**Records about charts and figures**
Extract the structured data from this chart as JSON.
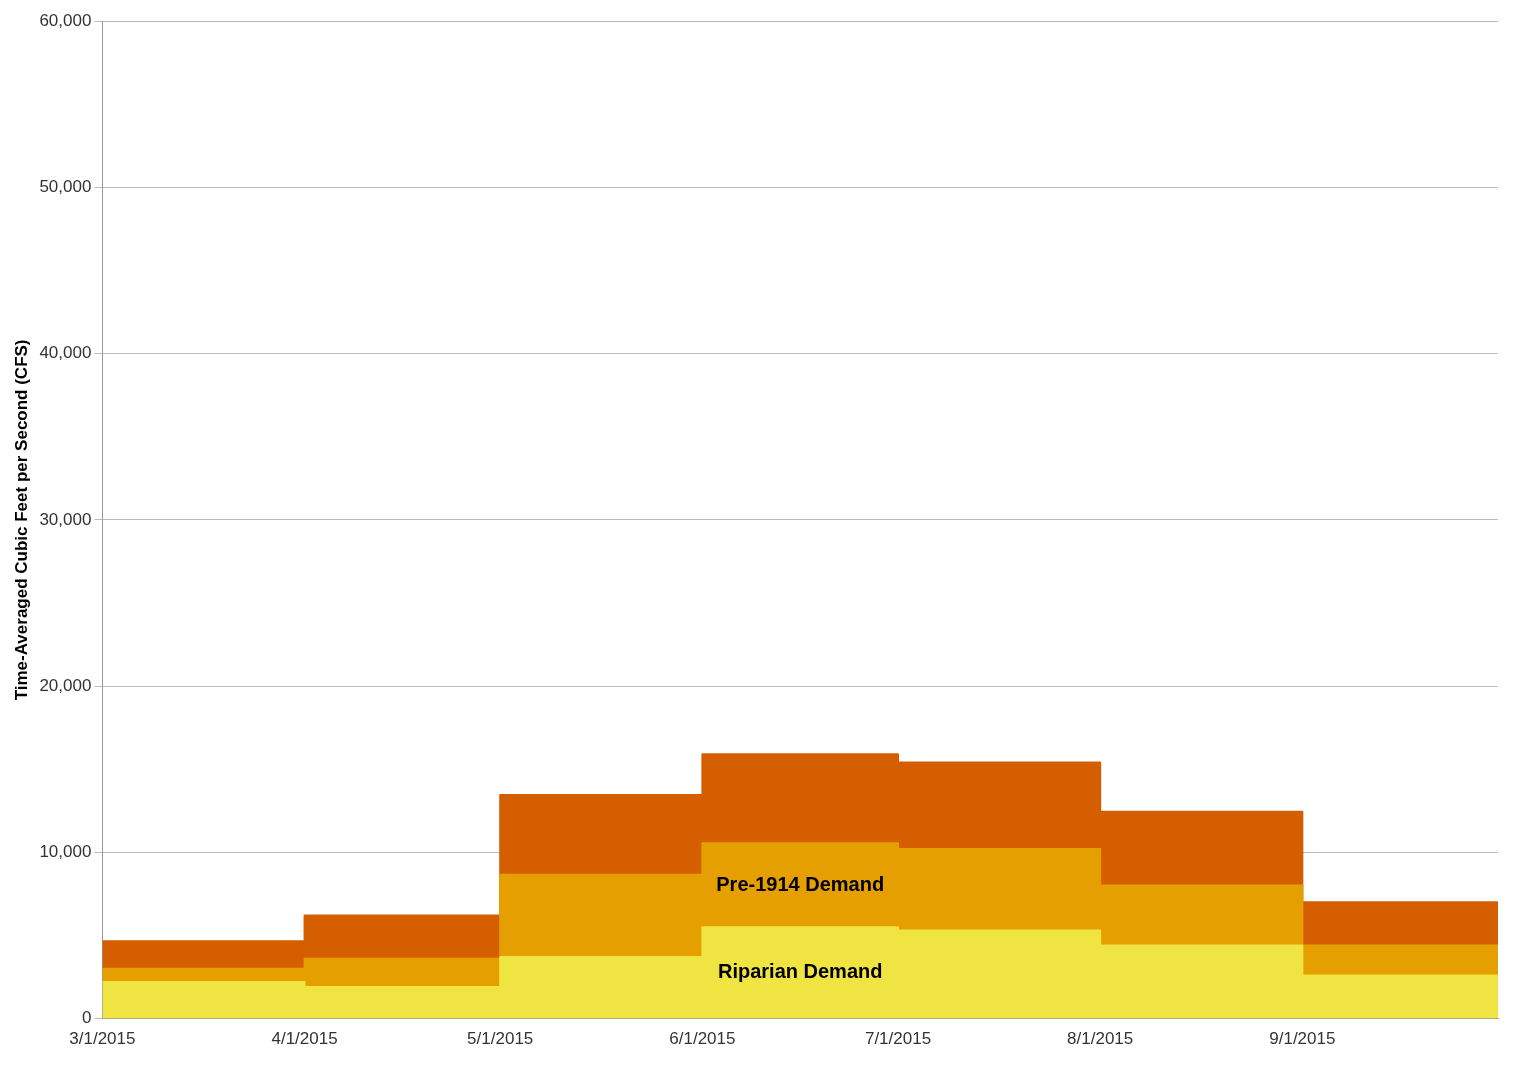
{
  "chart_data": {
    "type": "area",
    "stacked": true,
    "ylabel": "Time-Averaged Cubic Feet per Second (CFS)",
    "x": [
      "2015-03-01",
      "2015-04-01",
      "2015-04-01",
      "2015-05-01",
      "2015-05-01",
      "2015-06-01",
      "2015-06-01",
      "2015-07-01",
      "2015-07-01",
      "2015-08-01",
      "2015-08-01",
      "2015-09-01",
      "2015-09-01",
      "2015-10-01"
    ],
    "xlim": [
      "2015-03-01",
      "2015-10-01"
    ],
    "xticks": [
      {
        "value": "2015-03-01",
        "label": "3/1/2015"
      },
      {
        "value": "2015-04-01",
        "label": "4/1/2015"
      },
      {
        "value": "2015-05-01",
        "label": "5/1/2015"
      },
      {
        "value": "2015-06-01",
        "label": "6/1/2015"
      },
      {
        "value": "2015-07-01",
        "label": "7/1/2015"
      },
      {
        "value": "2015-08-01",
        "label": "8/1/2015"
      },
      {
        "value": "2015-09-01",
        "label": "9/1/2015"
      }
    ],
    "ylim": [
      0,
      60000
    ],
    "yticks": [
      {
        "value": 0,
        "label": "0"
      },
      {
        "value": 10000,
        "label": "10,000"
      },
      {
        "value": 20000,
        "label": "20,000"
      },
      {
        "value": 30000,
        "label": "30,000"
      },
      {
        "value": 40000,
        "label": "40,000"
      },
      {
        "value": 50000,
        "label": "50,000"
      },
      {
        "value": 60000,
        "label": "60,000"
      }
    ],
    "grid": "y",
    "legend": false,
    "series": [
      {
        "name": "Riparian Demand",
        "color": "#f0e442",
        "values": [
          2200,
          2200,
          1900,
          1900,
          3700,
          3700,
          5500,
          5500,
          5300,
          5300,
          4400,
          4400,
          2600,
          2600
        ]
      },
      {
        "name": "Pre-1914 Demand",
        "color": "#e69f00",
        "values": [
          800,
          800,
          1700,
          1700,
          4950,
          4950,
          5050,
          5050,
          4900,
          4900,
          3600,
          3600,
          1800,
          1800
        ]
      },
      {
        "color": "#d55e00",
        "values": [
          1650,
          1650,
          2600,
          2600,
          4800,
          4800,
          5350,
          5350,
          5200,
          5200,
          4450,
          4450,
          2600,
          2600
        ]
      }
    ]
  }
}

**Problem details**
Gather each line from the entries above that includes the word "color".

**Result for this task**
        "color": "#f0e442",
        "color": "#e69f00",
        "color": "#d55e00",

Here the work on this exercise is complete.